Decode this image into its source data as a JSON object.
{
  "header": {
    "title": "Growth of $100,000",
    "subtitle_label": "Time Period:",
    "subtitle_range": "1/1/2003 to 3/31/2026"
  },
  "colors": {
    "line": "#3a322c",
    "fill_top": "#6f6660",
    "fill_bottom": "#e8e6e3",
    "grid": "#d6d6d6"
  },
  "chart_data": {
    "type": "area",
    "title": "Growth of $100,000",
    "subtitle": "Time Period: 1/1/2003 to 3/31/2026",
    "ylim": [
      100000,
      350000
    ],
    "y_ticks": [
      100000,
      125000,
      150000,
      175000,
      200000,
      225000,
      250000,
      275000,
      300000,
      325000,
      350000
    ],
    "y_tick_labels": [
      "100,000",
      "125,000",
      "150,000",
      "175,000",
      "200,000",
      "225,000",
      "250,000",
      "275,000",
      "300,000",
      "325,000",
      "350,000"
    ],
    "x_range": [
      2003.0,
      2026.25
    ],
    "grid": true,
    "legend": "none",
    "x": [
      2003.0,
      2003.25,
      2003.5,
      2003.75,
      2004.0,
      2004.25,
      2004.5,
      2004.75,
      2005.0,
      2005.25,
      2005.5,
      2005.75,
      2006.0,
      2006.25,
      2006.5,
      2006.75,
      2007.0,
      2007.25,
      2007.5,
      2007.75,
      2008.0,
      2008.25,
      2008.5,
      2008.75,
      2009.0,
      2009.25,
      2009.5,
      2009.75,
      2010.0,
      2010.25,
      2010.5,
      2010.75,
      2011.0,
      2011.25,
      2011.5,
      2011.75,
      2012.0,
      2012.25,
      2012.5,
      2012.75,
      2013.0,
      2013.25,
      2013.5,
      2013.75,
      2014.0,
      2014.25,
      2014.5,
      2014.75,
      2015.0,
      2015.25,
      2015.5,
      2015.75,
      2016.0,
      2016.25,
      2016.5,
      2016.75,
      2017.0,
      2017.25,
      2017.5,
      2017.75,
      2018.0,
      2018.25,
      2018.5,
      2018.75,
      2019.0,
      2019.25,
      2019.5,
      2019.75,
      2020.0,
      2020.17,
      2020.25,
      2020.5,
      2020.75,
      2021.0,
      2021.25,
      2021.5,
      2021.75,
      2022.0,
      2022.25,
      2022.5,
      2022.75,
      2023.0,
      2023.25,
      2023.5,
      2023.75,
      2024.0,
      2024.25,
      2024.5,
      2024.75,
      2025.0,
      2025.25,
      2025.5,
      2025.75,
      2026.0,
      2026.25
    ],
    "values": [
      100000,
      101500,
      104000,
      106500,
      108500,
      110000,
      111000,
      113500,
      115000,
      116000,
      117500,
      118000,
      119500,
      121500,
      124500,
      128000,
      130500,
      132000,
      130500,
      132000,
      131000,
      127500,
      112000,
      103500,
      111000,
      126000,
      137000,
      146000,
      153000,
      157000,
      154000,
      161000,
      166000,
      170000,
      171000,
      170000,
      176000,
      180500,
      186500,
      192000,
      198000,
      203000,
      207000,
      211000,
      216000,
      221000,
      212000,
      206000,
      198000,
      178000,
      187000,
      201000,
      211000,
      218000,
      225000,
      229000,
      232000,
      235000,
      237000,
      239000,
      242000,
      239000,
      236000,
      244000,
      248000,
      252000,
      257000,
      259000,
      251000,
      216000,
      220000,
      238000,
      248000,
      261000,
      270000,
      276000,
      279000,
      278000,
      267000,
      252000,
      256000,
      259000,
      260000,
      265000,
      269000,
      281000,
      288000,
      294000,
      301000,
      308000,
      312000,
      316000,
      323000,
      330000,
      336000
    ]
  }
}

## [Directions for this task]
Repeat every entry exactly as written above.

## [Response for this exercise]
Decode this image into its source data as a JSON object.
{
  "header": {
    "title": "Growth of $100,000",
    "subtitle_label": "Time Period:",
    "subtitle_range": "1/1/2003 to 3/31/2026"
  },
  "colors": {
    "line": "#3a322c",
    "fill_top": "#6f6660",
    "fill_bottom": "#e8e6e3",
    "grid": "#d6d6d6"
  },
  "chart_data": {
    "type": "area",
    "title": "Growth of $100,000",
    "subtitle": "Time Period: 1/1/2003 to 3/31/2026",
    "ylim": [
      100000,
      350000
    ],
    "y_ticks": [
      100000,
      125000,
      150000,
      175000,
      200000,
      225000,
      250000,
      275000,
      300000,
      325000,
      350000
    ],
    "y_tick_labels": [
      "100,000",
      "125,000",
      "150,000",
      "175,000",
      "200,000",
      "225,000",
      "250,000",
      "275,000",
      "300,000",
      "325,000",
      "350,000"
    ],
    "x_range": [
      2003.0,
      2026.25
    ],
    "grid": true,
    "legend": "none",
    "x": [
      2003.0,
      2003.25,
      2003.5,
      2003.75,
      2004.0,
      2004.25,
      2004.5,
      2004.75,
      2005.0,
      2005.25,
      2005.5,
      2005.75,
      2006.0,
      2006.25,
      2006.5,
      2006.75,
      2007.0,
      2007.25,
      2007.5,
      2007.75,
      2008.0,
      2008.25,
      2008.5,
      2008.75,
      2009.0,
      2009.25,
      2009.5,
      2009.75,
      2010.0,
      2010.25,
      2010.5,
      2010.75,
      2011.0,
      2011.25,
      2011.5,
      2011.75,
      2012.0,
      2012.25,
      2012.5,
      2012.75,
      2013.0,
      2013.25,
      2013.5,
      2013.75,
      2014.0,
      2014.25,
      2014.5,
      2014.75,
      2015.0,
      2015.25,
      2015.5,
      2015.75,
      2016.0,
      2016.25,
      2016.5,
      2016.75,
      2017.0,
      2017.25,
      2017.5,
      2017.75,
      2018.0,
      2018.25,
      2018.5,
      2018.75,
      2019.0,
      2019.25,
      2019.5,
      2019.75,
      2020.0,
      2020.17,
      2020.25,
      2020.5,
      2020.75,
      2021.0,
      2021.25,
      2021.5,
      2021.75,
      2022.0,
      2022.25,
      2022.5,
      2022.75,
      2023.0,
      2023.25,
      2023.5,
      2023.75,
      2024.0,
      2024.25,
      2024.5,
      2024.75,
      2025.0,
      2025.25,
      2025.5,
      2025.75,
      2026.0,
      2026.25
    ],
    "values": [
      100000,
      101500,
      104000,
      106500,
      108500,
      110000,
      111000,
      113500,
      115000,
      116000,
      117500,
      118000,
      119500,
      121500,
      124500,
      128000,
      130500,
      132000,
      130500,
      132000,
      131000,
      127500,
      112000,
      103500,
      111000,
      126000,
      137000,
      146000,
      153000,
      157000,
      154000,
      161000,
      166000,
      170000,
      171000,
      170000,
      176000,
      180500,
      186500,
      192000,
      198000,
      203000,
      207000,
      211000,
      216000,
      221000,
      212000,
      206000,
      198000,
      178000,
      187000,
      201000,
      211000,
      218000,
      225000,
      229000,
      232000,
      235000,
      237000,
      239000,
      242000,
      239000,
      236000,
      244000,
      248000,
      252000,
      257000,
      259000,
      251000,
      216000,
      220000,
      238000,
      248000,
      261000,
      270000,
      276000,
      279000,
      278000,
      267000,
      252000,
      256000,
      259000,
      260000,
      265000,
      269000,
      281000,
      288000,
      294000,
      301000,
      308000,
      312000,
      316000,
      323000,
      330000,
      336000
    ]
  }
}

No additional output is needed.